• [THE REQUEST] Take the data that follows and retype it word for word.

• [DATA PROVIDED]
......

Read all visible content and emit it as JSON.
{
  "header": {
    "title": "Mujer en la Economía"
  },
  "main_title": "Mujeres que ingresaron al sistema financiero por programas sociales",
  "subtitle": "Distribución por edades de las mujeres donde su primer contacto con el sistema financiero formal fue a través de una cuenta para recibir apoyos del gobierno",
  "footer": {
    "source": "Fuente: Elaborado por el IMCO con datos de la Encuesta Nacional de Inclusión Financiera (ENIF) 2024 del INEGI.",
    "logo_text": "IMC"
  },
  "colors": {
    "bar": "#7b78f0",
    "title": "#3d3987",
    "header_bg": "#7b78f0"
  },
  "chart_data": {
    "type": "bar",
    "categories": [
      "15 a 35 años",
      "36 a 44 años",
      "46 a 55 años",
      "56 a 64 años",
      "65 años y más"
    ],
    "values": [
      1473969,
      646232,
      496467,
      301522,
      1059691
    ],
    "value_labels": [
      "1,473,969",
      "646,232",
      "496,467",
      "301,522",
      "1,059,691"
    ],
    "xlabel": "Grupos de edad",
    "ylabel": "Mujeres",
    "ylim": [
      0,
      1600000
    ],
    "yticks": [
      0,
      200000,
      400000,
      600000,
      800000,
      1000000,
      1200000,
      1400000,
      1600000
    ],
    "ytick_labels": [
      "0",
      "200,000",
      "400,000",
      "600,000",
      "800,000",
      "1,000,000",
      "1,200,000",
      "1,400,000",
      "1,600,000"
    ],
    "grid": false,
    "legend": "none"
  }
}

......

• [SOLVED PROBLEM]
Read all visible content and emit it as JSON.
{
  "header": {
    "title": "Mujer en la Economía"
  },
  "main_title": "Mujeres que ingresaron al sistema financiero por programas sociales",
  "subtitle": "Distribución por edades de las mujeres donde su primer contacto con el sistema financiero formal fue a través de una cuenta para recibir apoyos del gobierno",
  "footer": {
    "source": "Fuente: Elaborado por el IMCO con datos de la Encuesta Nacional de Inclusión Financiera (ENIF) 2024 del INEGI.",
    "logo_text": "IMC"
  },
  "colors": {
    "bar": "#7b78f0",
    "title": "#3d3987",
    "header_bg": "#7b78f0"
  },
  "chart_data": {
    "type": "bar",
    "categories": [
      "15 a 35 años",
      "36 a 44 años",
      "46 a 55 años",
      "56 a 64 años",
      "65 años y más"
    ],
    "values": [
      1473969,
      646232,
      496467,
      301522,
      1059691
    ],
    "value_labels": [
      "1,473,969",
      "646,232",
      "496,467",
      "301,522",
      "1,059,691"
    ],
    "xlabel": "Grupos de edad",
    "ylabel": "Mujeres",
    "ylim": [
      0,
      1600000
    ],
    "yticks": [
      0,
      200000,
      400000,
      600000,
      800000,
      1000000,
      1200000,
      1400000,
      1600000
    ],
    "ytick_labels": [
      "0",
      "200,000",
      "400,000",
      "600,000",
      "800,000",
      "1,000,000",
      "1,200,000",
      "1,400,000",
      "1,600,000"
    ],
    "grid": false,
    "legend": "none"
  }
}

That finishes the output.